**WRITTEN INSTRUCTION:** Wherever the string "Cluster" appears in the listing, copy that line.

**DATA LINES:**
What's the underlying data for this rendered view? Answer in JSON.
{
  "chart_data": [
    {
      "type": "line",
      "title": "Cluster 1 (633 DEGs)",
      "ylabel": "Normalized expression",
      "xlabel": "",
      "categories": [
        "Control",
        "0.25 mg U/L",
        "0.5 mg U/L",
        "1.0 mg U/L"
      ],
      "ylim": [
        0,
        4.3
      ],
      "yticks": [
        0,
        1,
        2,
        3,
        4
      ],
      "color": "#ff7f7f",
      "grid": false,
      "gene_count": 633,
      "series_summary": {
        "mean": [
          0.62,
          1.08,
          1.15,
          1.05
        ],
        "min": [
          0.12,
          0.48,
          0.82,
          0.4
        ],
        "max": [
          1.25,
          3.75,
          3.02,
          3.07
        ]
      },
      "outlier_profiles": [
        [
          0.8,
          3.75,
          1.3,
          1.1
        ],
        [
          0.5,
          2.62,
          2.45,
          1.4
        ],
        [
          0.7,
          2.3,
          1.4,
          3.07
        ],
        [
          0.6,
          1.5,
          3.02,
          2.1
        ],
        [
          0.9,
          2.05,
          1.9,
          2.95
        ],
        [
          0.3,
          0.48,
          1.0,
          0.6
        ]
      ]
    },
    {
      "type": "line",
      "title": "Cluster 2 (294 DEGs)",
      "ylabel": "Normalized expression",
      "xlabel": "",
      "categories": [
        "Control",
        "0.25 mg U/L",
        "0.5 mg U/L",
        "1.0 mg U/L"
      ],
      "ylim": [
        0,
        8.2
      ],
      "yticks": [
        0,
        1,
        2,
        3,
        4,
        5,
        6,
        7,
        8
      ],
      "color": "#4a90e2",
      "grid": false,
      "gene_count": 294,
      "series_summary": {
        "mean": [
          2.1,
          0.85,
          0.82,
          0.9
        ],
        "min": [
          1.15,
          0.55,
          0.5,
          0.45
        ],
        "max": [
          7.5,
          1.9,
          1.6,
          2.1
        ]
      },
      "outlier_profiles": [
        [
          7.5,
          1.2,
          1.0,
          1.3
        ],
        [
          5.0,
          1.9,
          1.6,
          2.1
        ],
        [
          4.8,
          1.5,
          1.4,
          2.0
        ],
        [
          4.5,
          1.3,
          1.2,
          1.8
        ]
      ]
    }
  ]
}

**PROBLEM SOLUTION:**
      "title": "Cluster 1 (633 DEGs)",
      "title": "Cluster 2 (294 DEGs)",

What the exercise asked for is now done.